To be done: Extract the whole listing as it stands. Do not include the pictures.

Data in this exercise:
-----
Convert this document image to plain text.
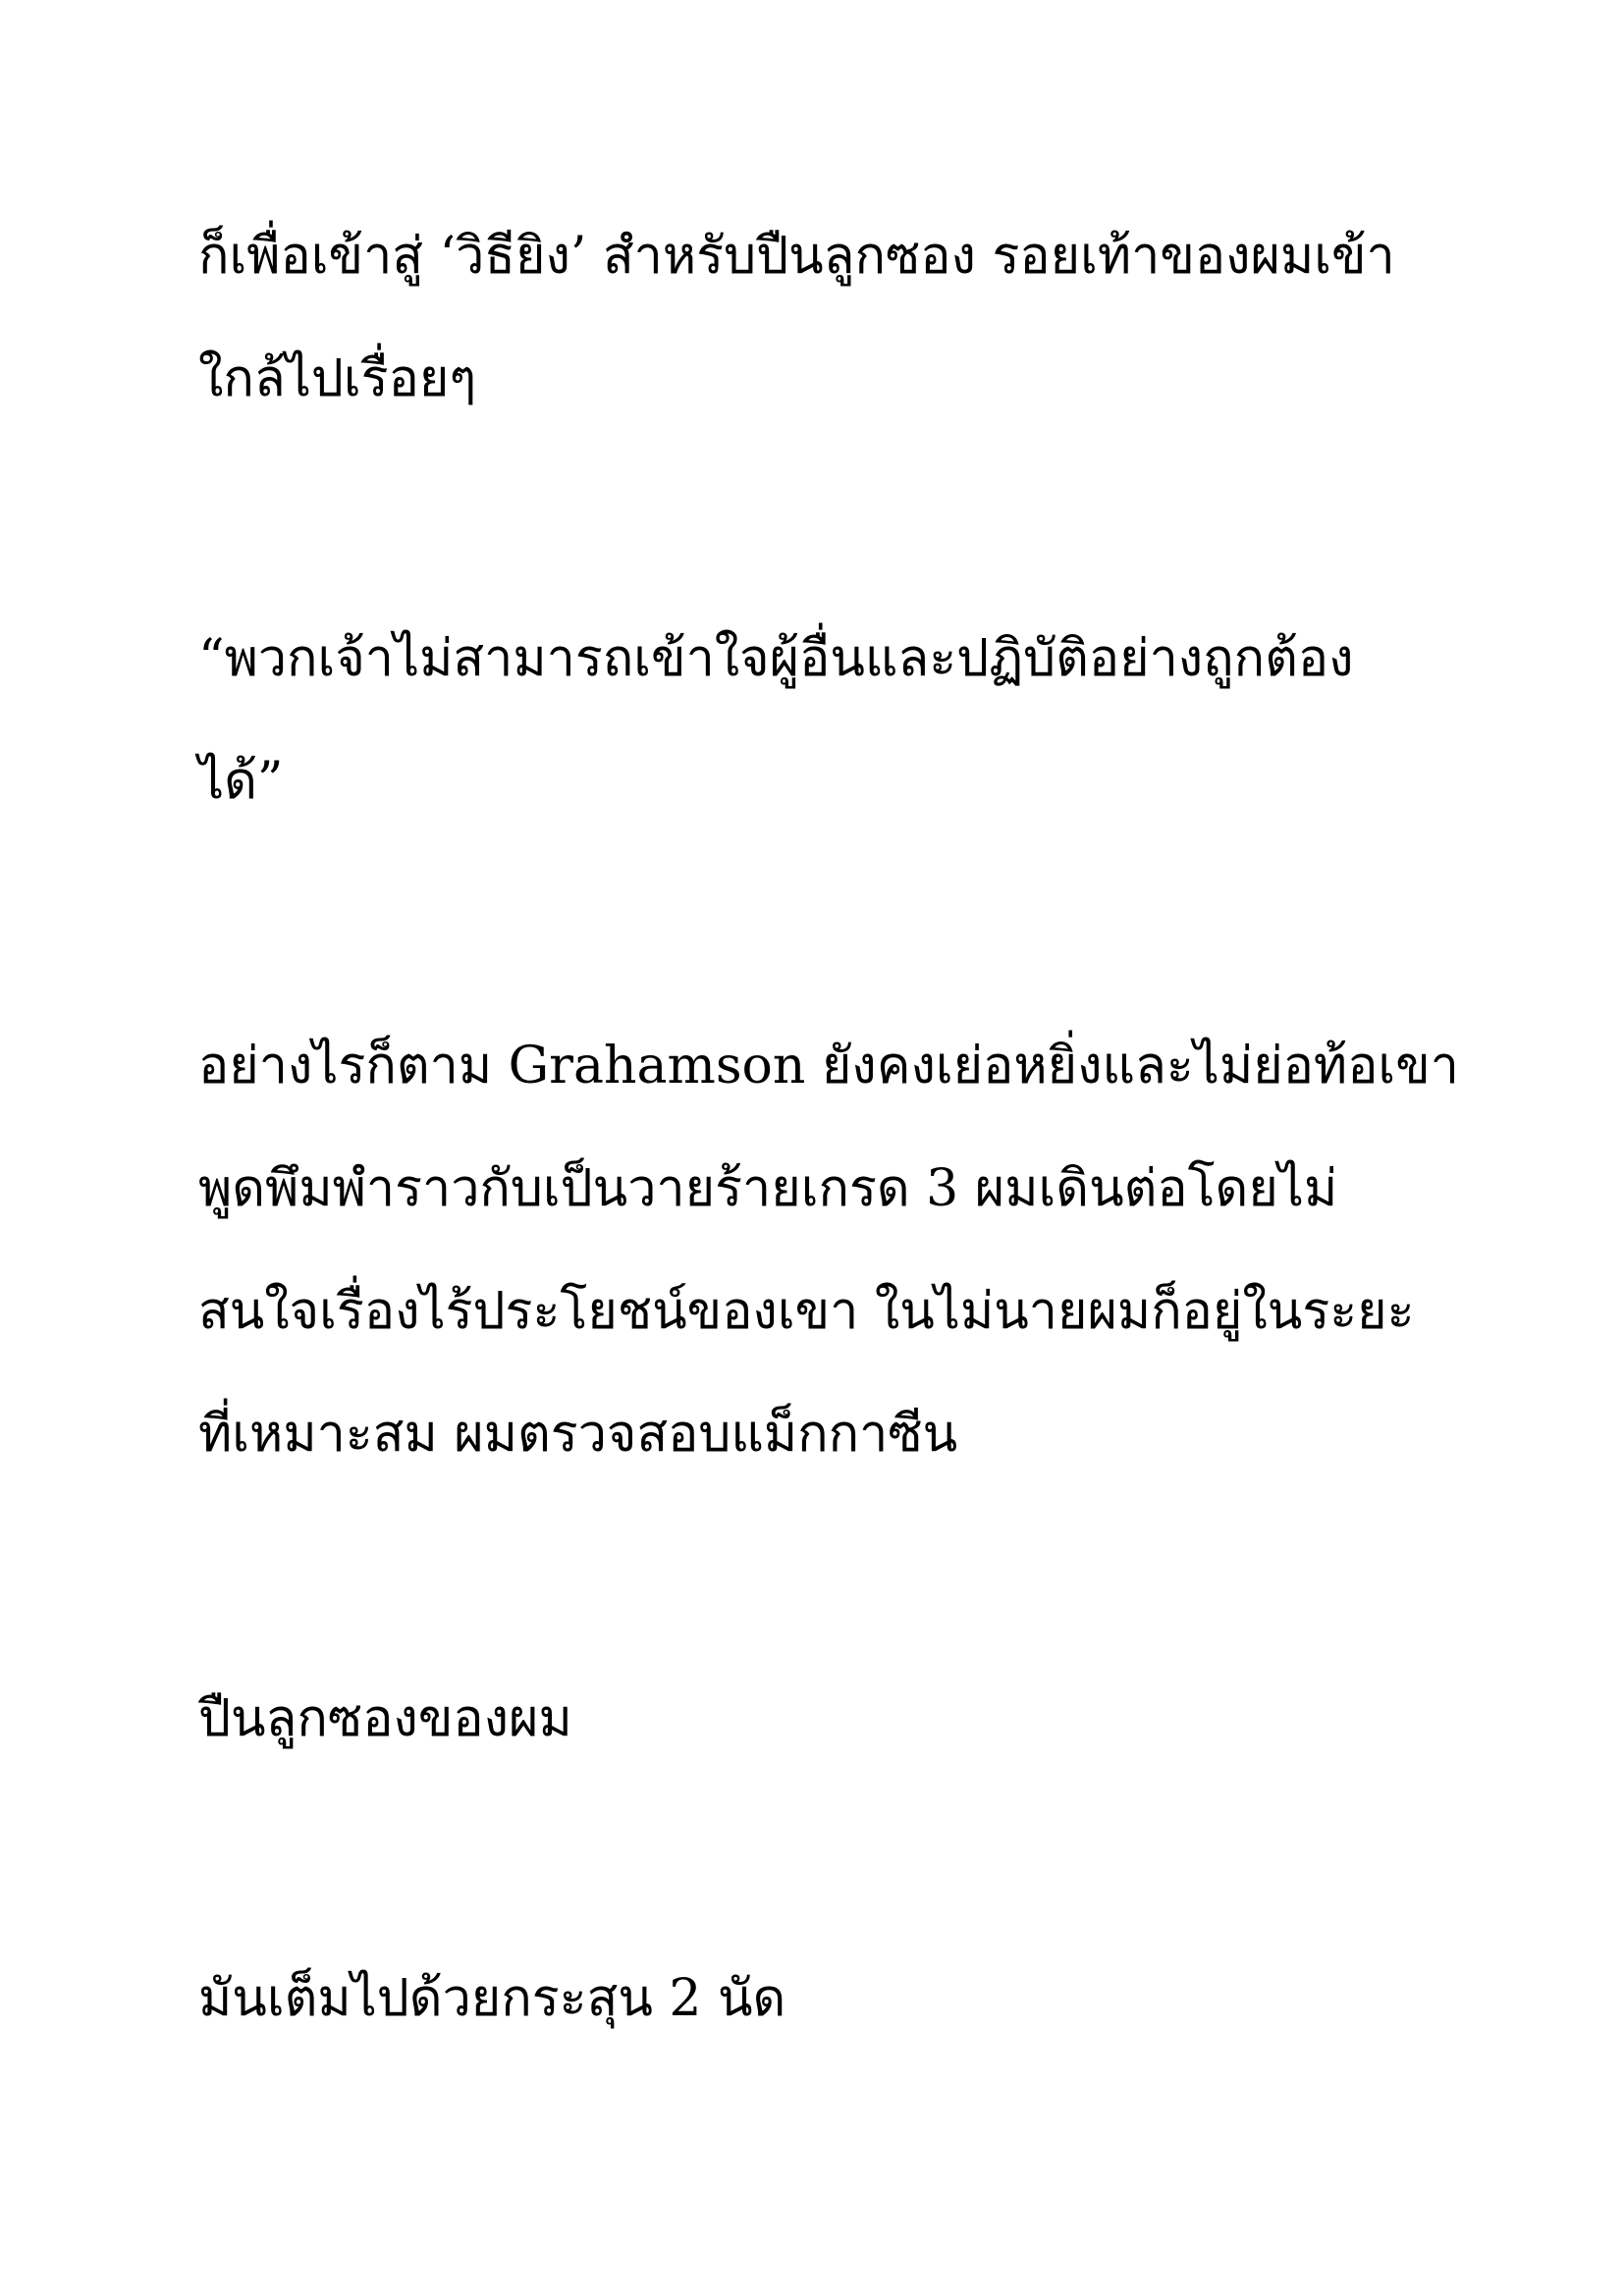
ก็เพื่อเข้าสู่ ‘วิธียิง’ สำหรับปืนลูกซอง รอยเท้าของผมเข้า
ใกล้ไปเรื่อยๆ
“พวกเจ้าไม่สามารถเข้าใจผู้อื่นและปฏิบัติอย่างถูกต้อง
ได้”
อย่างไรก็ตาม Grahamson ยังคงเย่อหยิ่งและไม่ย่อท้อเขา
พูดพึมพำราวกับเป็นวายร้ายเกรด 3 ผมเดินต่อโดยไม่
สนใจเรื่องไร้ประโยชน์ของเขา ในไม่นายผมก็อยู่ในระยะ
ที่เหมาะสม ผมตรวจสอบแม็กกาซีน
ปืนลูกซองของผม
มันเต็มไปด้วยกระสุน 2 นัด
-----
Correct answer:
Convert this document image to plain text.
ก็เพื่อเข้าสู่ ‘วิธียิง’ สำหรับปืนลูกซอง รอยเท้าของผมเข้า
ใกล้ไปเรื่อยๆ
“พวกเจ้าไม่สามารถเข้าใจผู้อื่นและปฏิบัติอย่างถูกต้อง
ได้”
อย่างไรก็ตาม Grahamson ยังคงเย่อหยิ่งและไม่ย่อท้อเขา
พูดพึมพำราวกับเป็นวายร้ายเกรด 3 ผมเดินต่อโดยไม่
สนใจเรื่องไร้ประโยชน์ของเขา ในไม่นายผมก็อยู่ในระยะ
ที่เหมาะสม ผมตรวจสอบแม็กกาซีน
ปืนลูกซองของผม
มันเต็มไปด้วยกระสุน 2 นัด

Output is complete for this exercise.